* BEGIN Data excerpts *

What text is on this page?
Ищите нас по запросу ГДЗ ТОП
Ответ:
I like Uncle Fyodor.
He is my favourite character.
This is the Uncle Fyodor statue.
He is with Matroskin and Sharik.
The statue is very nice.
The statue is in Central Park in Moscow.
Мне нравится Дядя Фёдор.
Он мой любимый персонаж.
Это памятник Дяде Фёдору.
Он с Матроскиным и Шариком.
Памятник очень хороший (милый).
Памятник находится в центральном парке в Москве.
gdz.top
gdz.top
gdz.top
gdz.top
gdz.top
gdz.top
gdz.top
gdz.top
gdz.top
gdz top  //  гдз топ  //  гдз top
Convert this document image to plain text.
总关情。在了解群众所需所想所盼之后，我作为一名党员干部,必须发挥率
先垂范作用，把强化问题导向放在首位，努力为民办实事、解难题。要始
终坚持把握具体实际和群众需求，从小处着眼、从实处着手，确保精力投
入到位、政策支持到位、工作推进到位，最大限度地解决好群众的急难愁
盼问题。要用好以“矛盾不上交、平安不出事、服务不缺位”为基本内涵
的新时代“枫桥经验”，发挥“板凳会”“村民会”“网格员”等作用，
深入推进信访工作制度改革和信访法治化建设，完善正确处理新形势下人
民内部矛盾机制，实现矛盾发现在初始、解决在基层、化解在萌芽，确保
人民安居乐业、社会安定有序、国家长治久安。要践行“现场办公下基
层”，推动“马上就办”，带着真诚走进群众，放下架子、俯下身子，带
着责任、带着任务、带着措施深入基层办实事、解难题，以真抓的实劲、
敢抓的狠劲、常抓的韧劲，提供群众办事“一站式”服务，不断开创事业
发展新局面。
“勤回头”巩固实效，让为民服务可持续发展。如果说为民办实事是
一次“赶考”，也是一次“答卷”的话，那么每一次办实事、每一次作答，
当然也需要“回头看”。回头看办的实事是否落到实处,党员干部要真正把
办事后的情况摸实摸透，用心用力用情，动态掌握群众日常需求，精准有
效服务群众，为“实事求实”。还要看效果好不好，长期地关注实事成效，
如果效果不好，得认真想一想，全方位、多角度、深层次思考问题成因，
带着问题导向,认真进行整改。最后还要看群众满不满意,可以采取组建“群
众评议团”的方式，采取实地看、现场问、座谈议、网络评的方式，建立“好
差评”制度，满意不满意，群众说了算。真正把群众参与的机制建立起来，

* END Data excerpts *

** What is expected **
Make an exact copy of the listing, including every line.

** Correct response **
What text is on this page?
Ищите нас по запросу ГДЗ ТОП
Ответ:
I like Uncle Fyodor.
He is my favourite character.
This is the Uncle Fyodor statue.
He is with Matroskin and Sharik.
The statue is very nice.
The statue is in Central Park in Moscow.
Мне нравится Дядя Фёдор.
Он мой любимый персонаж.
Это памятник Дяде Фёдору.
Он с Матроскиным и Шариком.
Памятник очень хороший (милый).
Памятник находится в центральном парке в Москве.
gdz.top
gdz.top
gdz.top
gdz.top
gdz.top
gdz.top
gdz.top
gdz.top
gdz.top
gdz top  //  гдз топ  //  гдз top
Convert this document image to plain text.
总关情。在了解群众所需所想所盼之后，我作为一名党员干部,必须发挥率
先垂范作用，把强化问题导向放在首位，努力为民办实事、解难题。要始
终坚持把握具体实际和群众需求，从小处着眼、从实处着手，确保精力投
入到位、政策支持到位、工作推进到位，最大限度地解决好群众的急难愁
盼问题。要用好以“矛盾不上交、平安不出事、服务不缺位”为基本内涵
的新时代“枫桥经验”，发挥“板凳会”“村民会”“网格员”等作用，
深入推进信访工作制度改革和信访法治化建设，完善正确处理新形势下人
民内部矛盾机制，实现矛盾发现在初始、解决在基层、化解在萌芽，确保
人民安居乐业、社会安定有序、国家长治久安。要践行“现场办公下基
层”，推动“马上就办”，带着真诚走进群众，放下架子、俯下身子，带
着责任、带着任务、带着措施深入基层办实事、解难题，以真抓的实劲、
敢抓的狠劲、常抓的韧劲，提供群众办事“一站式”服务，不断开创事业
发展新局面。
“勤回头”巩固实效，让为民服务可持续发展。如果说为民办实事是
一次“赶考”，也是一次“答卷”的话，那么每一次办实事、每一次作答，
当然也需要“回头看”。回头看办的实事是否落到实处,党员干部要真正把
办事后的情况摸实摸透，用心用力用情，动态掌握群众日常需求，精准有
效服务群众，为“实事求实”。还要看效果好不好，长期地关注实事成效，
如果效果不好，得认真想一想，全方位、多角度、深层次思考问题成因，
带着问题导向,认真进行整改。最后还要看群众满不满意,可以采取组建“群
众评议团”的方式，采取实地看、现场问、座谈议、网络评的方式，建立“好
差评”制度，满意不满意，群众说了算。真正把群众参与的机制建立起来，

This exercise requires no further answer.